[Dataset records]
++++++++
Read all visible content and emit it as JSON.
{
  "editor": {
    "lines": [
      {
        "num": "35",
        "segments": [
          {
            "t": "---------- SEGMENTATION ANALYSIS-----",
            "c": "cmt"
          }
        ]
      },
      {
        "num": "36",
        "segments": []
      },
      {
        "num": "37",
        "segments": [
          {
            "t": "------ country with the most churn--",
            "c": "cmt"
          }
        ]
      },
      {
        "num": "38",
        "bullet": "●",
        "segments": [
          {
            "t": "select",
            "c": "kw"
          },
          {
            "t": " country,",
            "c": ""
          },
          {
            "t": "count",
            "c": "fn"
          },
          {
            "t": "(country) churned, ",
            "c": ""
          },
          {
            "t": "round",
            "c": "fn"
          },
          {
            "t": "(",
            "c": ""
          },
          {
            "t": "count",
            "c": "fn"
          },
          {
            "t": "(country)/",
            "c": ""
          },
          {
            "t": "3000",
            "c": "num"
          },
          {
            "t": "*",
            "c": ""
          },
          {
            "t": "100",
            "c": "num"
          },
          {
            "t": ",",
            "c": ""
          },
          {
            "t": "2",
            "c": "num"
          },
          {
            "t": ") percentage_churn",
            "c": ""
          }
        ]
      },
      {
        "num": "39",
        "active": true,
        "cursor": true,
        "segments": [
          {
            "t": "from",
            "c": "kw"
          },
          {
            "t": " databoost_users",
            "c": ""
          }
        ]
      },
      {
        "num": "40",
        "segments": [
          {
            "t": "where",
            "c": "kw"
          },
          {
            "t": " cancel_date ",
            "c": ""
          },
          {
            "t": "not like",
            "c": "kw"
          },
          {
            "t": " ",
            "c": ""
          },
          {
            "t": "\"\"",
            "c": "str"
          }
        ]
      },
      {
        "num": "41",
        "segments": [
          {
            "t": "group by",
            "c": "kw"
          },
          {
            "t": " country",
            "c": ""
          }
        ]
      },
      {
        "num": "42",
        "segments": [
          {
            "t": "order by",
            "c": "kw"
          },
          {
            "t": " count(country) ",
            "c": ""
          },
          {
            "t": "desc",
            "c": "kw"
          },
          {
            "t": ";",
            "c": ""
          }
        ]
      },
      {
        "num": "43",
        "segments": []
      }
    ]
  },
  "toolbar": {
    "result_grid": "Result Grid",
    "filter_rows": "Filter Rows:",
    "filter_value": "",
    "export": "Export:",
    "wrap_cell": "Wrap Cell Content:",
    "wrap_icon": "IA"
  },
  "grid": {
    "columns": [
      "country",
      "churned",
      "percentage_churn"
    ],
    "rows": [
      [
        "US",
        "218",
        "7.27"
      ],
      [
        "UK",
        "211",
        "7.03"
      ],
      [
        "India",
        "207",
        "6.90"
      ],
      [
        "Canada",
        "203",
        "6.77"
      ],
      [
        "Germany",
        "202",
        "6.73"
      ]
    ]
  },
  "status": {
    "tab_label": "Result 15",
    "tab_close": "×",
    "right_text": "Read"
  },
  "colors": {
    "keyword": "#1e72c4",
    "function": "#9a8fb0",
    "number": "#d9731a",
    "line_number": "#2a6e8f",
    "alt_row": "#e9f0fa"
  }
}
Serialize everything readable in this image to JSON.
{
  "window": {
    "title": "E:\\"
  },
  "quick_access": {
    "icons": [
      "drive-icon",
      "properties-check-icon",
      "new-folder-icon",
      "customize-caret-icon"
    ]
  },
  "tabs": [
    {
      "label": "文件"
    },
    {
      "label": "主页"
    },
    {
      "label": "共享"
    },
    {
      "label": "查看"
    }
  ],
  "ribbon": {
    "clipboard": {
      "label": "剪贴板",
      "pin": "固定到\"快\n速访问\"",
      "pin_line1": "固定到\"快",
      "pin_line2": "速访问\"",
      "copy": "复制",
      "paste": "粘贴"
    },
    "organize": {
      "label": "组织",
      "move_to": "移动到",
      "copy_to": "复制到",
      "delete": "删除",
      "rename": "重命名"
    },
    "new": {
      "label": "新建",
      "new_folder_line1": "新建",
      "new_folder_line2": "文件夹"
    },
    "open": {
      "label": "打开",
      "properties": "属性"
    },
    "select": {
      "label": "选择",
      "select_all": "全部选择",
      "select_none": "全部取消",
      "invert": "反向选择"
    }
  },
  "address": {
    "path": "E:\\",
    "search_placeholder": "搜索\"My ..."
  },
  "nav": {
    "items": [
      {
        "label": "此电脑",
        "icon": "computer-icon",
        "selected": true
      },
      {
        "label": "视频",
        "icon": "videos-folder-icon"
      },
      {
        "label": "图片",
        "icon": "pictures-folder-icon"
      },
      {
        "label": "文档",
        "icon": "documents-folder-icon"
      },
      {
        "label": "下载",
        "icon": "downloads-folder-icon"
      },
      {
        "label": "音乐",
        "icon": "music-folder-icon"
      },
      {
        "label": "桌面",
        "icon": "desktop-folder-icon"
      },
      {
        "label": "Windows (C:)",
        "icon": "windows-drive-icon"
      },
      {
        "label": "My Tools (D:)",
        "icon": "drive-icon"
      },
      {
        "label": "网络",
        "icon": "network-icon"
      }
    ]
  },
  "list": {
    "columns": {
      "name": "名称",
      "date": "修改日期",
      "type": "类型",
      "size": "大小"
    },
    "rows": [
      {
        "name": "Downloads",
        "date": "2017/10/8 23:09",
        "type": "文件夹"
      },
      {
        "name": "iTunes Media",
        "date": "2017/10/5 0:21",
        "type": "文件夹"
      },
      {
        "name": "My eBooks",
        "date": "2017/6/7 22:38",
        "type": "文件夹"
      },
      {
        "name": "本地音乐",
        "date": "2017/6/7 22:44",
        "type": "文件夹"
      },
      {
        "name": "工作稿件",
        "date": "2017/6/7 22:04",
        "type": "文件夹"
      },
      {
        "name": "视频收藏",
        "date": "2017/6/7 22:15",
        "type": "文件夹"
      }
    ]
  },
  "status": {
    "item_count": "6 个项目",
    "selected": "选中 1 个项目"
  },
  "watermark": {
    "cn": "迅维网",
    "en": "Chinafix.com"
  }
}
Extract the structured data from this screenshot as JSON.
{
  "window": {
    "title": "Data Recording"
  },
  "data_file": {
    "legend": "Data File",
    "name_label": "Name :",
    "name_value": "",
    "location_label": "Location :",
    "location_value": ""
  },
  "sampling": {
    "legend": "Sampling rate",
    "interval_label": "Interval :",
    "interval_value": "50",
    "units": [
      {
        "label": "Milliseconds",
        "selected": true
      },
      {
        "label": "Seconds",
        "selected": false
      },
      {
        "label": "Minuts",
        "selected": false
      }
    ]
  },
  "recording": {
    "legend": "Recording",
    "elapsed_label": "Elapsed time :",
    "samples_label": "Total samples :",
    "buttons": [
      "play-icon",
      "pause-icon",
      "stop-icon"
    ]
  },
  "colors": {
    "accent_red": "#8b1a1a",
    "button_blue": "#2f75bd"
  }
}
++++++++
Your task:
Repeat each of the entries above precisely as given.

Solution for this problem:
Read all visible content and emit it as JSON.
{
  "editor": {
    "lines": [
      {
        "num": "35",
        "segments": [
          {
            "t": "---------- SEGMENTATION ANALYSIS-----",
            "c": "cmt"
          }
        ]
      },
      {
        "num": "36",
        "segments": []
      },
      {
        "num": "37",
        "segments": [
          {
            "t": "------ country with the most churn--",
            "c": "cmt"
          }
        ]
      },
      {
        "num": "38",
        "bullet": "●",
        "segments": [
          {
            "t": "select",
            "c": "kw"
          },
          {
            "t": " country,",
            "c": ""
          },
          {
            "t": "count",
            "c": "fn"
          },
          {
            "t": "(country) churned, ",
            "c": ""
          },
          {
            "t": "round",
            "c": "fn"
          },
          {
            "t": "(",
            "c": ""
          },
          {
            "t": "count",
            "c": "fn"
          },
          {
            "t": "(country)/",
            "c": ""
          },
          {
            "t": "3000",
            "c": "num"
          },
          {
            "t": "*",
            "c": ""
          },
          {
            "t": "100",
            "c": "num"
          },
          {
            "t": ",",
            "c": ""
          },
          {
            "t": "2",
            "c": "num"
          },
          {
            "t": ") percentage_churn",
            "c": ""
          }
        ]
      },
      {
        "num": "39",
        "active": true,
        "cursor": true,
        "segments": [
          {
            "t": "from",
            "c": "kw"
          },
          {
            "t": " databoost_users",
            "c": ""
          }
        ]
      },
      {
        "num": "40",
        "segments": [
          {
            "t": "where",
            "c": "kw"
          },
          {
            "t": " cancel_date ",
            "c": ""
          },
          {
            "t": "not like",
            "c": "kw"
          },
          {
            "t": " ",
            "c": ""
          },
          {
            "t": "\"\"",
            "c": "str"
          }
        ]
      },
      {
        "num": "41",
        "segments": [
          {
            "t": "group by",
            "c": "kw"
          },
          {
            "t": " country",
            "c": ""
          }
        ]
      },
      {
        "num": "42",
        "segments": [
          {
            "t": "order by",
            "c": "kw"
          },
          {
            "t": " count(country) ",
            "c": ""
          },
          {
            "t": "desc",
            "c": "kw"
          },
          {
            "t": ";",
            "c": ""
          }
        ]
      },
      {
        "num": "43",
        "segments": []
      }
    ]
  },
  "toolbar": {
    "result_grid": "Result Grid",
    "filter_rows": "Filter Rows:",
    "filter_value": "",
    "export": "Export:",
    "wrap_cell": "Wrap Cell Content:",
    "wrap_icon": "IA"
  },
  "grid": {
    "columns": [
      "country",
      "churned",
      "percentage_churn"
    ],
    "rows": [
      [
        "US",
        "218",
        "7.27"
      ],
      [
        "UK",
        "211",
        "7.03"
      ],
      [
        "India",
        "207",
        "6.90"
      ],
      [
        "Canada",
        "203",
        "6.77"
      ],
      [
        "Germany",
        "202",
        "6.73"
      ]
    ]
  },
  "status": {
    "tab_label": "Result 15",
    "tab_close": "×",
    "right_text": "Read"
  },
  "colors": {
    "keyword": "#1e72c4",
    "function": "#9a8fb0",
    "number": "#d9731a",
    "line_number": "#2a6e8f",
    "alt_row": "#e9f0fa"
  }
}
Serialize everything readable in this image to JSON.
{
  "window": {
    "title": "E:\\"
  },
  "quick_access": {
    "icons": [
      "drive-icon",
      "properties-check-icon",
      "new-folder-icon",
      "customize-caret-icon"
    ]
  },
  "tabs": [
    {
      "label": "文件"
    },
    {
      "label": "主页"
    },
    {
      "label": "共享"
    },
    {
      "label": "查看"
    }
  ],
  "ribbon": {
    "clipboard": {
      "label": "剪贴板",
      "pin": "固定到\"快\n速访问\"",
      "pin_line1": "固定到\"快",
      "pin_line2": "速访问\"",
      "copy": "复制",
      "paste": "粘贴"
    },
    "organize": {
      "label": "组织",
      "move_to": "移动到",
      "copy_to": "复制到",
      "delete": "删除",
      "rename": "重命名"
    },
    "new": {
      "label": "新建",
      "new_folder_line1": "新建",
      "new_folder_line2": "文件夹"
    },
    "open": {
      "label": "打开",
      "properties": "属性"
    },
    "select": {
      "label": "选择",
      "select_all": "全部选择",
      "select_none": "全部取消",
      "invert": "反向选择"
    }
  },
  "address": {
    "path": "E:\\",
    "search_placeholder": "搜索\"My ..."
  },
  "nav": {
    "items": [
      {
        "label": "此电脑",
        "icon": "computer-icon",
        "selected": true
      },
      {
        "label": "视频",
        "icon": "videos-folder-icon"
      },
      {
        "label": "图片",
        "icon": "pictures-folder-icon"
      },
      {
        "label": "文档",
        "icon": "documents-folder-icon"
      },
      {
        "label": "下载",
        "icon": "downloads-folder-icon"
      },
      {
        "label": "音乐",
        "icon": "music-folder-icon"
      },
      {
        "label": "桌面",
        "icon": "desktop-folder-icon"
      },
      {
        "label": "Windows (C:)",
        "icon": "windows-drive-icon"
      },
      {
        "label": "My Tools (D:)",
        "icon": "drive-icon"
      },
      {
        "label": "网络",
        "icon": "network-icon"
      }
    ]
  },
  "list": {
    "columns": {
      "name": "名称",
      "date": "修改日期",
      "type": "类型",
      "size": "大小"
    },
    "rows": [
      {
        "name": "Downloads",
        "date": "2017/10/8 23:09",
        "type": "文件夹"
      },
      {
        "name": "iTunes Media",
        "date": "2017/10/5 0:21",
        "type": "文件夹"
      },
      {
        "name": "My eBooks",
        "date": "2017/6/7 22:38",
        "type": "文件夹"
      },
      {
        "name": "本地音乐",
        "date": "2017/6/7 22:44",
        "type": "文件夹"
      },
      {
        "name": "工作稿件",
        "date": "2017/6/7 22:04",
        "type": "文件夹"
      },
      {
        "name": "视频收藏",
        "date": "2017/6/7 22:15",
        "type": "文件夹"
      }
    ]
  },
  "status": {
    "item_count": "6 个项目",
    "selected": "选中 1 个项目"
  },
  "watermark": {
    "cn": "迅维网",
    "en": "Chinafix.com"
  }
}
Extract the structured data from this screenshot as JSON.
{
  "window": {
    "title": "Data Recording"
  },
  "data_file": {
    "legend": "Data File",
    "name_label": "Name :",
    "name_value": "",
    "location_label": "Location :",
    "location_value": ""
  },
  "sampling": {
    "legend": "Sampling rate",
    "interval_label": "Interval :",
    "interval_value": "50",
    "units": [
      {
        "label": "Milliseconds",
        "selected": true
      },
      {
        "label": "Seconds",
        "selected": false
      },
      {
        "label": "Minuts",
        "selected": false
      }
    ]
  },
  "recording": {
    "legend": "Recording",
    "elapsed_label": "Elapsed time :",
    "samples_label": "Total samples :",
    "buttons": [
      "play-icon",
      "pause-icon",
      "stop-icon"
    ]
  },
  "colors": {
    "accent_red": "#8b1a1a",
    "button_blue": "#2f75bd"
  }
}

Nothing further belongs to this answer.